▶ SOURCE RECORDS:

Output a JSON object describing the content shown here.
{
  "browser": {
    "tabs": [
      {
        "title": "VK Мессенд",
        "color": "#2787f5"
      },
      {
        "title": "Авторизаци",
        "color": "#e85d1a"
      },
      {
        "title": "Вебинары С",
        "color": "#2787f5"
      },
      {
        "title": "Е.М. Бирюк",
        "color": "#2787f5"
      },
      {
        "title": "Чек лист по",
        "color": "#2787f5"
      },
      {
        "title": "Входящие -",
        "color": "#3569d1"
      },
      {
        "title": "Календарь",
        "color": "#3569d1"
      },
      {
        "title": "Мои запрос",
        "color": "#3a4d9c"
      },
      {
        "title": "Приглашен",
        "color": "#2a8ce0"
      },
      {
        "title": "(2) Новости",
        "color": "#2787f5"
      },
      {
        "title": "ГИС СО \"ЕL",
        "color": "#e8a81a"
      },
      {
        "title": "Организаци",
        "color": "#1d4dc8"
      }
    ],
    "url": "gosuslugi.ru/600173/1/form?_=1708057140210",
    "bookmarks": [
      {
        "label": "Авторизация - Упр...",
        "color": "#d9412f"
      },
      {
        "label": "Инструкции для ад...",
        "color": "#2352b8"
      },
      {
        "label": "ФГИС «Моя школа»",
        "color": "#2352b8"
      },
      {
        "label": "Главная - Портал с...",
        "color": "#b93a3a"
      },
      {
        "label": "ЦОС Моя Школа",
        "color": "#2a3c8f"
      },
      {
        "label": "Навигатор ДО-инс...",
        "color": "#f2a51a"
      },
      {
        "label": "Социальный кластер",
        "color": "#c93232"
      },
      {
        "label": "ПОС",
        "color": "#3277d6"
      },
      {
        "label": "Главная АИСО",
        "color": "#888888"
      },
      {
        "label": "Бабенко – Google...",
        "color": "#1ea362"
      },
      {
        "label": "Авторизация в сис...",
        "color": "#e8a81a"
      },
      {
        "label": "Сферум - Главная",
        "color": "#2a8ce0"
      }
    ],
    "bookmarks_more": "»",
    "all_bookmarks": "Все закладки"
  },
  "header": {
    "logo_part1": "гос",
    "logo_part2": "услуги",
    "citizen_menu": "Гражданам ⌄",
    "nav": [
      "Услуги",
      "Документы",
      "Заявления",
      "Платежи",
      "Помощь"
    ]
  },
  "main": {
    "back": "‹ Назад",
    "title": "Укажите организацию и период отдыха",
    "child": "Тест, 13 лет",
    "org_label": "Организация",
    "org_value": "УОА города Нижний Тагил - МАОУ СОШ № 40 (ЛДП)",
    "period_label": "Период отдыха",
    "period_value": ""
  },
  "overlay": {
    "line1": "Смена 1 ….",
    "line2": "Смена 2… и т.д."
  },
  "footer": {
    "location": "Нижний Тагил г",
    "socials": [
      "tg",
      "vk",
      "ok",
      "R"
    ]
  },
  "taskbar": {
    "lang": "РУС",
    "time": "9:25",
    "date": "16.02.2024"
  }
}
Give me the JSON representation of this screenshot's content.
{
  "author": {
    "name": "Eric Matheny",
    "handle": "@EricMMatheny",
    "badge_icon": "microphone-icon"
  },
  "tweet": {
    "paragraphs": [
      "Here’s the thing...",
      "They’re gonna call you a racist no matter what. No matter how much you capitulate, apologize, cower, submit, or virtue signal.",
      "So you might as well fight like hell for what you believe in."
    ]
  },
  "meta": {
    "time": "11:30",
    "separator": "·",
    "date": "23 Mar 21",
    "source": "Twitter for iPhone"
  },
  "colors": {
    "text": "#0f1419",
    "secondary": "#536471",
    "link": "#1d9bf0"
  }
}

▶ JOB: Return the full listing, character for character.

▶ ANSWER:
Output a JSON object describing the content shown here.
{
  "browser": {
    "tabs": [
      {
        "title": "VK Мессенд",
        "color": "#2787f5"
      },
      {
        "title": "Авторизаци",
        "color": "#e85d1a"
      },
      {
        "title": "Вебинары С",
        "color": "#2787f5"
      },
      {
        "title": "Е.М. Бирюк",
        "color": "#2787f5"
      },
      {
        "title": "Чек лист по",
        "color": "#2787f5"
      },
      {
        "title": "Входящие -",
        "color": "#3569d1"
      },
      {
        "title": "Календарь",
        "color": "#3569d1"
      },
      {
        "title": "Мои запрос",
        "color": "#3a4d9c"
      },
      {
        "title": "Приглашен",
        "color": "#2a8ce0"
      },
      {
        "title": "(2) Новости",
        "color": "#2787f5"
      },
      {
        "title": "ГИС СО \"ЕL",
        "color": "#e8a81a"
      },
      {
        "title": "Организаци",
        "color": "#1d4dc8"
      }
    ],
    "url": "gosuslugi.ru/600173/1/form?_=1708057140210",
    "bookmarks": [
      {
        "label": "Авторизация - Упр...",
        "color": "#d9412f"
      },
      {
        "label": "Инструкции для ад...",
        "color": "#2352b8"
      },
      {
        "label": "ФГИС «Моя школа»",
        "color": "#2352b8"
      },
      {
        "label": "Главная - Портал с...",
        "color": "#b93a3a"
      },
      {
        "label": "ЦОС Моя Школа",
        "color": "#2a3c8f"
      },
      {
        "label": "Навигатор ДО-инс...",
        "color": "#f2a51a"
      },
      {
        "label": "Социальный кластер",
        "color": "#c93232"
      },
      {
        "label": "ПОС",
        "color": "#3277d6"
      },
      {
        "label": "Главная АИСО",
        "color": "#888888"
      },
      {
        "label": "Бабенко – Google...",
        "color": "#1ea362"
      },
      {
        "label": "Авторизация в сис...",
        "color": "#e8a81a"
      },
      {
        "label": "Сферум - Главная",
        "color": "#2a8ce0"
      }
    ],
    "bookmarks_more": "»",
    "all_bookmarks": "Все закладки"
  },
  "header": {
    "logo_part1": "гос",
    "logo_part2": "услуги",
    "citizen_menu": "Гражданам ⌄",
    "nav": [
      "Услуги",
      "Документы",
      "Заявления",
      "Платежи",
      "Помощь"
    ]
  },
  "main": {
    "back": "‹ Назад",
    "title": "Укажите организацию и период отдыха",
    "child": "Тест, 13 лет",
    "org_label": "Организация",
    "org_value": "УОА города Нижний Тагил - МАОУ СОШ № 40 (ЛДП)",
    "period_label": "Период отдыха",
    "period_value": ""
  },
  "overlay": {
    "line1": "Смена 1 ….",
    "line2": "Смена 2… и т.д."
  },
  "footer": {
    "location": "Нижний Тагил г",
    "socials": [
      "tg",
      "vk",
      "ok",
      "R"
    ]
  },
  "taskbar": {
    "lang": "РУС",
    "time": "9:25",
    "date": "16.02.2024"
  }
}
Give me the JSON representation of this screenshot's content.
{
  "author": {
    "name": "Eric Matheny",
    "handle": "@EricMMatheny",
    "badge_icon": "microphone-icon"
  },
  "tweet": {
    "paragraphs": [
      "Here’s the thing...",
      "They’re gonna call you a racist no matter what. No matter how much you capitulate, apologize, cower, submit, or virtue signal.",
      "So you might as well fight like hell for what you believe in."
    ]
  },
  "meta": {
    "time": "11:30",
    "separator": "·",
    "date": "23 Mar 21",
    "source": "Twitter for iPhone"
  },
  "colors": {
    "text": "#0f1419",
    "secondary": "#536471",
    "link": "#1d9bf0"
  }
}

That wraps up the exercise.